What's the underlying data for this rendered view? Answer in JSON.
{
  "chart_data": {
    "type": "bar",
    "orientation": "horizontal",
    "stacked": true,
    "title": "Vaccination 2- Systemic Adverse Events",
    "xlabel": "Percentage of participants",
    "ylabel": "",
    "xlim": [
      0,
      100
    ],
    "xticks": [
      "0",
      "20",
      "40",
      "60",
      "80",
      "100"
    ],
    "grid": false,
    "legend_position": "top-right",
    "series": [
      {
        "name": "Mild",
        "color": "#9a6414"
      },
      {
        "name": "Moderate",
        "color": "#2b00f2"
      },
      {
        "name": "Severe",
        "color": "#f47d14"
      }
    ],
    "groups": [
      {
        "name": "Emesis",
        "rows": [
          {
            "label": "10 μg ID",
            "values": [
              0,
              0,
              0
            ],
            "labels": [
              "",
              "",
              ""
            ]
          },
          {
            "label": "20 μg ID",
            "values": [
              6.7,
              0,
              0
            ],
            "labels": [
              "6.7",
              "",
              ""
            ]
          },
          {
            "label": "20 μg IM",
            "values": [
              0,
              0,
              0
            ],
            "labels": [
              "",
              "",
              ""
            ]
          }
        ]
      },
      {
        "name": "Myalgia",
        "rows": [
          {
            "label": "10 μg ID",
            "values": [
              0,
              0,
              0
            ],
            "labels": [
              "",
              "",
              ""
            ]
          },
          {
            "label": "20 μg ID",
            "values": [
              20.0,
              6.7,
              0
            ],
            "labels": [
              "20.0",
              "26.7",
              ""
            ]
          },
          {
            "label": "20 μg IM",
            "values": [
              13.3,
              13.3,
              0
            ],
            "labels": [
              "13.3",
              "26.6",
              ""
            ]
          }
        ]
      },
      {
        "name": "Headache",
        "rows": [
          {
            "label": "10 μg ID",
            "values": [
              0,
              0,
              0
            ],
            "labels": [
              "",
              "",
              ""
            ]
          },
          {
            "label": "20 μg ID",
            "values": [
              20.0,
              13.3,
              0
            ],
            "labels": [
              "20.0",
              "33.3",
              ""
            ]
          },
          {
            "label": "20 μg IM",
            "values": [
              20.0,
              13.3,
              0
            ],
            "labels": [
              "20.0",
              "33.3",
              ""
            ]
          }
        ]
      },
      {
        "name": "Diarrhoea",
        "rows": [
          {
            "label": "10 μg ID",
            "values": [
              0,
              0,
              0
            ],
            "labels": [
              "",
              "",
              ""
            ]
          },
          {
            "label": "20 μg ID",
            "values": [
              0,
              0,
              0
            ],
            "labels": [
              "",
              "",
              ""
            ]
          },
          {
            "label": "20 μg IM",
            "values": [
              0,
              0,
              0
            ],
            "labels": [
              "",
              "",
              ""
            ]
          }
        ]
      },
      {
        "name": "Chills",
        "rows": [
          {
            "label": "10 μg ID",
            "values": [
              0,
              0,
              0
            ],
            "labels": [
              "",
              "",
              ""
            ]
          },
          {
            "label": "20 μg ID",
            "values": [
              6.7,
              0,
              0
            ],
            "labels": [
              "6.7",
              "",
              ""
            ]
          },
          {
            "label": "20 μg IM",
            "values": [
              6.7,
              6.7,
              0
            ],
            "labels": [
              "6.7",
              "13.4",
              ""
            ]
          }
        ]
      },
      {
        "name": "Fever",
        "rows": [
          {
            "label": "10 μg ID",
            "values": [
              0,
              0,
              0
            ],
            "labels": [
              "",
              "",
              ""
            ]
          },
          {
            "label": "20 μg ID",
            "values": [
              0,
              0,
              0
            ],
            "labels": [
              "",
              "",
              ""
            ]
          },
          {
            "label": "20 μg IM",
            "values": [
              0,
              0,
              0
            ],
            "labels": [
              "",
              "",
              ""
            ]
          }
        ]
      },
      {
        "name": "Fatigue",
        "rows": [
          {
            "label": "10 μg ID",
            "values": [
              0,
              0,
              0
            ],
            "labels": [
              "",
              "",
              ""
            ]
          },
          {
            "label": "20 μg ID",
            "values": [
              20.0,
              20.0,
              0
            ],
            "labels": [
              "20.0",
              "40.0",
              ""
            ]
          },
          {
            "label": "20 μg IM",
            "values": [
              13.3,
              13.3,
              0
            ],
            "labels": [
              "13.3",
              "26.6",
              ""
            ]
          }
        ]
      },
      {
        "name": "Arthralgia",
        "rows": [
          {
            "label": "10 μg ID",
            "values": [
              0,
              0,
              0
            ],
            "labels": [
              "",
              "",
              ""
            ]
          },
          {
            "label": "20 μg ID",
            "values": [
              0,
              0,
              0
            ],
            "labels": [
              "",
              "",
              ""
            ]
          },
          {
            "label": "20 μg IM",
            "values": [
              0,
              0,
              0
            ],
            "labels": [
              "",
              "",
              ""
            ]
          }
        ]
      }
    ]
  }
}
* * *
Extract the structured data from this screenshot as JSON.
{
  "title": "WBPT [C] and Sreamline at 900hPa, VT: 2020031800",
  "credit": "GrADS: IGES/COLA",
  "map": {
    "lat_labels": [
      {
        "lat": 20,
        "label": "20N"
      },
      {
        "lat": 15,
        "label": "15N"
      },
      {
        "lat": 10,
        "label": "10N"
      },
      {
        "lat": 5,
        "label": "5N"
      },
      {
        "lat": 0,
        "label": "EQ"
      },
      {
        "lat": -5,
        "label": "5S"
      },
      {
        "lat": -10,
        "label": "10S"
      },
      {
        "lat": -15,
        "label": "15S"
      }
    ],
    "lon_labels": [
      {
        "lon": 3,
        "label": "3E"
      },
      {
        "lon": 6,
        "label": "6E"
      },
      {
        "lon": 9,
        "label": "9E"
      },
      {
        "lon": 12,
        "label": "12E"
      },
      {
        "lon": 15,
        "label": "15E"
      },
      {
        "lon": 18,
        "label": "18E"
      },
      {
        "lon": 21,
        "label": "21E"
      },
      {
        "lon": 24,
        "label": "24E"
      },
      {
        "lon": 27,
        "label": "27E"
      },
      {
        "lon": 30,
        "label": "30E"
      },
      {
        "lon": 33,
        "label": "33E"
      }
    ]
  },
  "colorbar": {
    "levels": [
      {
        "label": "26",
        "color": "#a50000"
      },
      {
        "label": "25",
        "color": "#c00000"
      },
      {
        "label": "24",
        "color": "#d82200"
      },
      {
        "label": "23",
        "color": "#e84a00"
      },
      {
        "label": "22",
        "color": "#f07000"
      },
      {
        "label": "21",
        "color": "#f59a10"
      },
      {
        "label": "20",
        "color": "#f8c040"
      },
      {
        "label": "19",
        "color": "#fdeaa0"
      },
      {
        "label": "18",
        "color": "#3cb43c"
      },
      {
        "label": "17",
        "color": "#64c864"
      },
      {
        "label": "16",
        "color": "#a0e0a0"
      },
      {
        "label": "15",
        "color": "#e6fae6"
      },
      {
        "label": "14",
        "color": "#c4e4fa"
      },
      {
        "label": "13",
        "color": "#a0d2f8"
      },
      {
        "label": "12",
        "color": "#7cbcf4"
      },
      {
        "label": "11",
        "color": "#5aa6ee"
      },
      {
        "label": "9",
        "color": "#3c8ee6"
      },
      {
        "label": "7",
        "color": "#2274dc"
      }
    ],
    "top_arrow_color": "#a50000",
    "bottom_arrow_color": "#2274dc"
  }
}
* * *
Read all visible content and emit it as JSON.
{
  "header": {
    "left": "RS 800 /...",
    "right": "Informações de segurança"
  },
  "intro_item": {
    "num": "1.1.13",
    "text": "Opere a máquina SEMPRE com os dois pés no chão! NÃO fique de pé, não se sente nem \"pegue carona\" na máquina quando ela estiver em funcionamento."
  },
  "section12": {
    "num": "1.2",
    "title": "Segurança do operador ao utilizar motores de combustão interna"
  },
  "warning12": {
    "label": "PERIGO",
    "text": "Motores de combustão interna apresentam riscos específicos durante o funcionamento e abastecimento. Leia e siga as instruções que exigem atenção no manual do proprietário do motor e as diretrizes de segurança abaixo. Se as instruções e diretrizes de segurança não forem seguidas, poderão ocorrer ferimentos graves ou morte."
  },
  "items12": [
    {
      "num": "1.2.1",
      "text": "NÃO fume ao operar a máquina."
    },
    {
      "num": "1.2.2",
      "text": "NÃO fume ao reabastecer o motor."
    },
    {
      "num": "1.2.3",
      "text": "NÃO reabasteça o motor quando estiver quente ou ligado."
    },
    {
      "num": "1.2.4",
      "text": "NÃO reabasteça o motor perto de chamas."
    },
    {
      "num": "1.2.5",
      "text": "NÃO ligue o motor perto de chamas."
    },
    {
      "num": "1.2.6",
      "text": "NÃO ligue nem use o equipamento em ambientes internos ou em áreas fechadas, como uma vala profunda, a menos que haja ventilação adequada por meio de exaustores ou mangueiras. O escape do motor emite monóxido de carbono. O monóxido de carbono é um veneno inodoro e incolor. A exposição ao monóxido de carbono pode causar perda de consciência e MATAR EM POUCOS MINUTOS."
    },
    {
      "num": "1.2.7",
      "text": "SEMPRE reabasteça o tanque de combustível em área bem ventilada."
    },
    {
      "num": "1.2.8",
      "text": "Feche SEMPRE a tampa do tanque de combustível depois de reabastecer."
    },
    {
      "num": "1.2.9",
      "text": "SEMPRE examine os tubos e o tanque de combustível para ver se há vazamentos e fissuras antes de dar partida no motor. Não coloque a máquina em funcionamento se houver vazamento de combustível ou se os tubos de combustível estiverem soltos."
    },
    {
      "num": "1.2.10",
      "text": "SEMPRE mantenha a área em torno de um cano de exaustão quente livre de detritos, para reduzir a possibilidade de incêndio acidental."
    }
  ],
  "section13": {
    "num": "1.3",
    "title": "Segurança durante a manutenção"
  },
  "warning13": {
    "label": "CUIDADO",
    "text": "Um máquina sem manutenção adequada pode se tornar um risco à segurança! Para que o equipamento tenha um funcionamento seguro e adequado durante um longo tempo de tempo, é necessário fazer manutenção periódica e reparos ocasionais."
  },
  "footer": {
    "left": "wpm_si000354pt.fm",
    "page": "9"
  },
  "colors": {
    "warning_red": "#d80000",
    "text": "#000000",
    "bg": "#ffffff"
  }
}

- **EXERCISE**: State the count of lines in the data holding the word "combustível", adding nothing to it.

- **EXERCISE SOLUTION**: 3